- **GOAL**: Where a line of the listing below includes the word "مشخصات", reproduce that line.

- **RECORDS TO USE**:
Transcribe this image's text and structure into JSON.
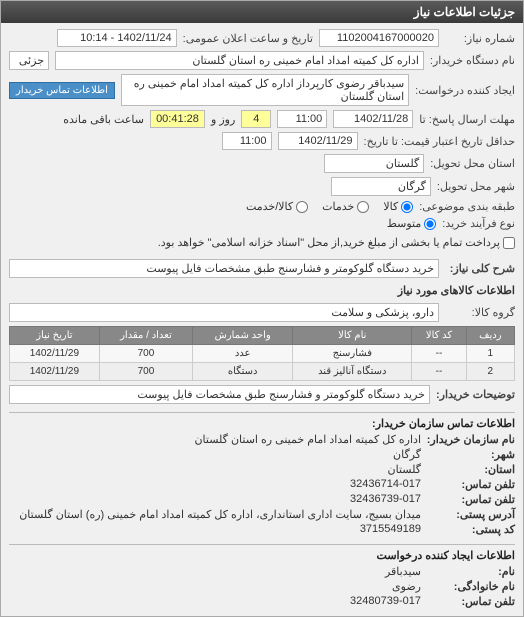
{
  "window": {
    "title": "جزئیات اطلاعات نیاز"
  },
  "header": {
    "reqNoLabel": "شماره نیاز:",
    "reqNo": "1102004167000020",
    "pubLabel": "تاریخ و ساعت اعلان عمومی:",
    "pubValue": "1402/11/24 - 10:14",
    "buyerDevLabel": "نام دستگاه خریدار:",
    "buyerDev": "اداره کل کمیته امداد امام خمینی  ره  استان گلستان",
    "partial": "جزئی",
    "creatorLabel": "ایجاد کننده درخواست:",
    "creator": "سیدباقر رضوی کارپرداز اداره کل کمیته امداد امام خمینی  ره  استان گلستان",
    "contactBtn": "اطلاعات تماس خریدار",
    "deadlineLabel": "مهلت ارسال پاسخ: تا",
    "deadlineDate": "1402/11/28",
    "deadlineTime": "11:00",
    "daysLeft": "4",
    "daysLeftSuffix": "روز و",
    "timeLeft": "00:41:28",
    "timeLeftSuffix": "ساعت باقی مانده",
    "validityLabel": "حداقل تاریخ اعتبار قیمت: تا تاریخ:",
    "validityDate": "1402/11/29",
    "validityTime": "11:00",
    "provinceLabel": "استان محل تحویل:",
    "province": "گلستان",
    "cityLabel": "شهر محل تحویل:",
    "city": "گرگان",
    "catLabel": "طبقه بندی موضوعی:",
    "catKala": "کالا",
    "catKhadamat": "خدمات",
    "catKalaKhadamat": "کالا/خدمت",
    "procLabel": "نوع فرآیند خرید:",
    "procMid": "متوسط",
    "procNote": "پرداخت تمام یا بخشی از مبلغ خرید,از محل \"اسناد خزانه اسلامی\" خواهد بود.",
    "descLabel": "شرح کلی نیاز:",
    "desc": "خرید دستگاه گلوکومتر و فشارسنج طبق مشخصات فایل پیوست"
  },
  "itemsSection": {
    "title": "اطلاعات کالاهای مورد نیاز",
    "groupLabel": "گروه کالا:",
    "group": "دارو، پزشکی و سلامت",
    "cols": {
      "row": "ردیف",
      "code": "کد کالا",
      "name": "نام کالا",
      "unit": "واحد شمارش",
      "qty": "تعداد / مقدار",
      "date": "تاریخ نیاز"
    },
    "rows": [
      {
        "n": "1",
        "code": "--",
        "name": "فشارسنج",
        "unit": "عدد",
        "qty": "700",
        "date": "1402/11/29"
      },
      {
        "n": "2",
        "code": "--",
        "name": "دستگاه آنالیز قند",
        "unit": "دستگاه",
        "qty": "700",
        "date": "1402/11/29"
      }
    ],
    "buyerNoteLabel": "توضیحات خریدار:",
    "buyerNote": "خرید دستگاه گلوکومتر و فشارسنج طبق مشخصات فایل پیوست"
  },
  "orgContact": {
    "title": "اطلاعات تماس سازمان خریدار:",
    "orgLabel": "نام سازمان خریدار:",
    "org": "اداره کل کمیته امداد امام خمینی ره استان گلستان",
    "cityLabel": "شهر:",
    "city": "گرگان",
    "provLabel": "استان:",
    "prov": "گلستان",
    "telLabel": "تلفن تماس:",
    "tel": "32436714-017",
    "faxLabel": "تلفن تماس:",
    "fax": "32436739-017",
    "addrLabel": "آدرس پستی:",
    "addr": "میدان بسیج، سایت اداری استانداری، اداره کل کمیته امداد امام خمینی (ره) استان گلستان",
    "postLabel": "کد پستی:",
    "post": "3715549189"
  },
  "reqCreator": {
    "title": "اطلاعات ایجاد کننده درخواست",
    "fnLabel": "نام:",
    "fn": "سیدباقر",
    "lnLabel": "نام خانوادگی:",
    "ln": "رضوی",
    "telLabel": "تلفن تماس:",
    "tel": "32480739-017"
  }
}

- **THE OUTPUT**:
    "desc": "خرید دستگاه گلوکومتر و فشارسنج طبق مشخصات فایل پیوست"
    "buyerNote": "خرید دستگاه گلوکومتر و فشارسنج طبق مشخصات فایل پیوست"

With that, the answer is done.